**Problem details:**
Take the data that follows and retype it word for word.

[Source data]
....

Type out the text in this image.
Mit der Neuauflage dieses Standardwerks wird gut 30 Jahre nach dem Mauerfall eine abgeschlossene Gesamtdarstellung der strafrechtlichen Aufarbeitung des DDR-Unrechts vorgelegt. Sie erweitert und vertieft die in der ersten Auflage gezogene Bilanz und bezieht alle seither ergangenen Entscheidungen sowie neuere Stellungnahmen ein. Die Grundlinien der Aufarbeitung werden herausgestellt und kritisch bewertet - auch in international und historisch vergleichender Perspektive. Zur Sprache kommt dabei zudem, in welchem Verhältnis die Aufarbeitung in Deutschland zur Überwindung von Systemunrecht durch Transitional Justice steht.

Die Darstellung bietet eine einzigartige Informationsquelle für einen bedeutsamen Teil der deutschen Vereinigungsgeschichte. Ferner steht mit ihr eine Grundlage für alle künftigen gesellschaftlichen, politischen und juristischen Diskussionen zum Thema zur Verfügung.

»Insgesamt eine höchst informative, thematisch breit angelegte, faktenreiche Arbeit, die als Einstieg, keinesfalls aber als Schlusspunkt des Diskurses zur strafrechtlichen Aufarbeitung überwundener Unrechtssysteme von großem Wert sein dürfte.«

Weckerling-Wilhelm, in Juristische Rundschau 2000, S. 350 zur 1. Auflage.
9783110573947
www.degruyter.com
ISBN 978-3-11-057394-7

....

**Exercise result:**
Type out the text in this image.
Mit der Neuauflage dieses Standardwerks wird gut 30 Jahre nach dem Mauerfall eine abgeschlossene Gesamtdarstellung der strafrechtlichen Aufarbeitung des DDR-Unrechts vorgelegt. Sie erweitert und vertieft die in der ersten Auflage gezogene Bilanz und bezieht alle seither ergangenen Entscheidungen sowie neuere Stellungnahmen ein. Die Grundlinien der Aufarbeitung werden herausgestellt und kritisch bewertet - auch in international und historisch vergleichender Perspektive. Zur Sprache kommt dabei zudem, in welchem Verhältnis die Aufarbeitung in Deutschland zur Überwindung von Systemunrecht durch Transitional Justice steht.

Die Darstellung bietet eine einzigartige Informationsquelle für einen bedeutsamen Teil der deutschen Vereinigungsgeschichte. Ferner steht mit ihr eine Grundlage für alle künftigen gesellschaftlichen, politischen und juristischen Diskussionen zum Thema zur Verfügung.

»Insgesamt eine höchst informative, thematisch breit angelegte, faktenreiche Arbeit, die als Einstieg, keinesfalls aber als Schlusspunkt des Diskurses zur strafrechtlichen Aufarbeitung überwundener Unrechtssysteme von großem Wert sein dürfte.«

Weckerling-Wilhelm, in Juristische Rundschau 2000, S. 350 zur 1. Auflage.
9783110573947
www.degruyter.com
ISBN 978-3-11-057394-7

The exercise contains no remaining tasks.